• [Stated goal]: Rewrite the lines of the items below as one numbered list, dropping any blank lines and leaving out the pictures.

[Stored items]
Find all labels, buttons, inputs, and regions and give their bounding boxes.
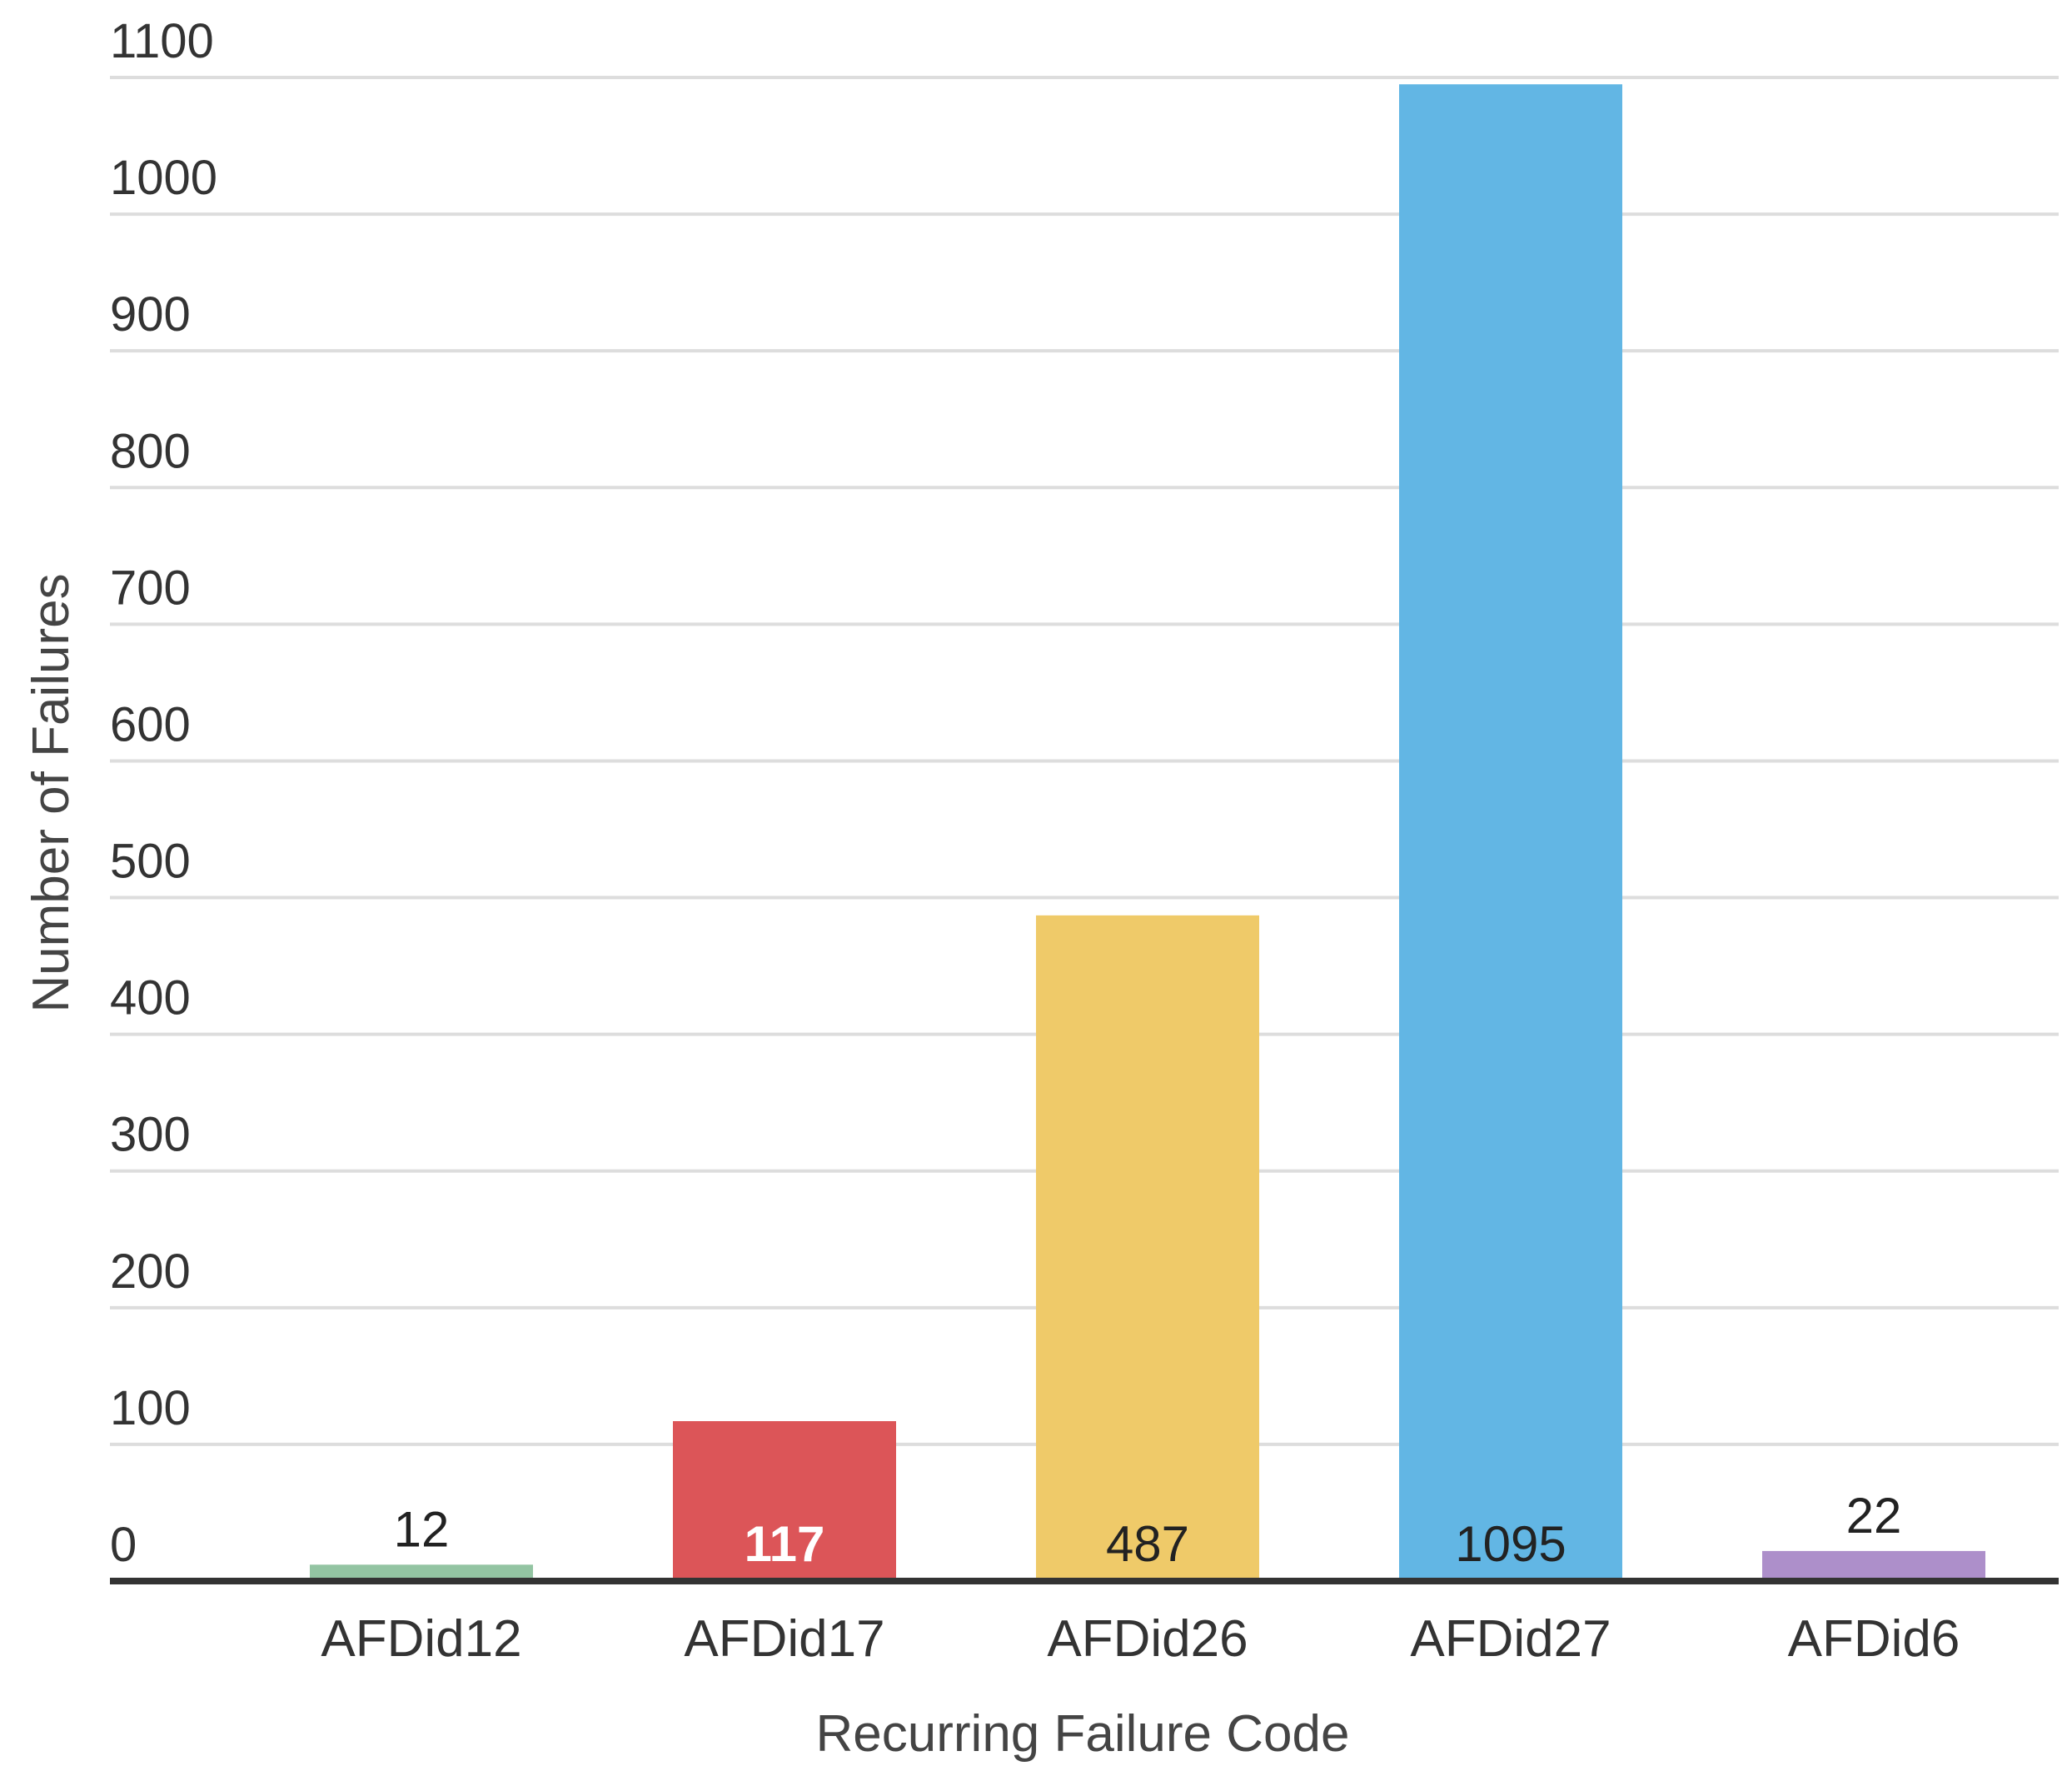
bar-AFDid12 — [310, 1564, 533, 1581]
y-tick-label-900: 900 — [110, 287, 191, 342]
y-tick-label-400: 400 — [110, 971, 191, 1025]
y-tick-label-1000: 1000 — [110, 151, 217, 205]
bar-AFDid27 — [1399, 84, 1622, 1581]
bar-AFDid26 — [1036, 915, 1259, 1581]
x-tick-label-AFDid12: AFDid12 — [321, 1610, 521, 1668]
x-axis-categories: AFDid12 AFDid17 AFDid26 AFDid27 AFDid6 — [321, 1610, 1960, 1668]
y-tick-label-500: 500 — [110, 835, 191, 889]
data-label-AFDid26: 487 — [1106, 1516, 1189, 1572]
y-tick-label-300: 300 — [110, 1108, 191, 1162]
y-tick-label-700: 700 — [110, 561, 191, 615]
x-tick-label-AFDid27: AFDid27 — [1410, 1610, 1611, 1668]
y-tick-label-200: 200 — [110, 1245, 191, 1299]
data-label-AFDid17: 117 — [745, 1516, 825, 1572]
y-tick-label-800: 800 — [110, 424, 191, 478]
y-tick-label-100: 100 — [110, 1381, 191, 1435]
y-axis-ticks: 0 100 200 300 400 500 600 700 800 900 1000 1100 — [110, 14, 217, 1572]
bars — [310, 84, 1985, 1581]
bar-AFDid17 — [673, 1421, 896, 1581]
data-label-AFDid12: 12 — [394, 1501, 450, 1557]
x-tick-label-AFDid26: AFDid26 — [1047, 1610, 1248, 1668]
x-axis-title: Recurring Failure Code — [816, 1705, 1350, 1763]
y-tick-label-1100: 1100 — [110, 14, 214, 68]
y-tick-label-0: 0 — [110, 1518, 137, 1572]
y-axis-title: Number of Failures — [22, 573, 80, 1012]
bar-AFDid6 — [1762, 1550, 1985, 1581]
gridlines — [110, 76, 2059, 1446]
data-label-AFDid6: 22 — [1846, 1488, 1902, 1544]
y-tick-label-600: 600 — [110, 697, 191, 751]
x-tick-label-AFDid17: AFDid17 — [684, 1610, 884, 1668]
data-label-AFDid27: 1095 — [1455, 1516, 1566, 1572]
data-labels: 12 117 487 1095 22 — [394, 1488, 1902, 1572]
x-tick-label-AFDid6: AFDid6 — [1788, 1610, 1960, 1668]
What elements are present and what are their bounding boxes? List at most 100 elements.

• [The reply]:
1. Find all labels, buttons, inputs, and regions and give their bounding boxes.
2. bar-AFDid12 — [310, 1564, 533, 1581]
3. y-tick-label-900: 900 — [110, 287, 191, 342]
4. y-tick-label-400: 400 — [110, 971, 191, 1025]
5. y-tick-label-1000: 1000 — [110, 151, 217, 205]
6. bar-AFDid27 — [1399, 84, 1622, 1581]
7. bar-AFDid26 — [1036, 915, 1259, 1581]
8. x-tick-label-AFDid12: AFDid12 — [321, 1610, 521, 1668]
9. x-axis-categories: AFDid12 AFDid17 AFDid26 AFDid27 AFDid6 — [321, 1610, 1960, 1668]
10. y-tick-label-500: 500 — [110, 835, 191, 889]
11. data-label-AFDid26: 487 — [1106, 1516, 1189, 1572]
12. y-tick-label-300: 300 — [110, 1108, 191, 1162]
13. y-tick-label-700: 700 — [110, 561, 191, 615]
14. x-tick-label-AFDid27: AFDid27 — [1410, 1610, 1611, 1668]
15. y-tick-label-200: 200 — [110, 1245, 191, 1299]
16. data-label-AFDid17: 117 — [745, 1516, 825, 1572]
17. y-tick-label-800: 800 — [110, 424, 191, 478]
18. y-tick-label-100: 100 — [110, 1381, 191, 1435]
19. y-axis-ticks: 0 100 200 300 400 500 600 700 800 900 1000 1100 — [110, 14, 217, 1572]
20. bars — [310, 84, 1985, 1581]
21. bar-AFDid17 — [673, 1421, 896, 1581]
22. data-label-AFDid12: 12 — [394, 1501, 450, 1557]
23. x-tick-label-AFDid26: AFDid26 — [1047, 1610, 1248, 1668]
24. x-axis-title: Recurring Failure Code — [816, 1705, 1350, 1763]
25. y-tick-label-1100: 1100 — [110, 14, 214, 68]
26. y-tick-label-0: 0 — [110, 1518, 137, 1572]
27. y-axis-title: Number of Failures — [22, 573, 80, 1012]
28. bar-AFDid6 — [1762, 1550, 1985, 1581]
29. gridlines — [110, 76, 2059, 1446]
30. data-label-AFDid6: 22 — [1846, 1488, 1902, 1544]
31. y-tick-label-600: 600 — [110, 697, 191, 751]
32. x-tick-label-AFDid17: AFDid17 — [684, 1610, 884, 1668]
33. data-label-AFDid27: 1095 — [1455, 1516, 1566, 1572]
34. data-labels: 12 117 487 1095 22 — [394, 1488, 1902, 1572]
35. x-tick-label-AFDid6: AFDid6 — [1788, 1610, 1960, 1668]
36. What elements are present and what are their bounding boxes? List at most 100 elements.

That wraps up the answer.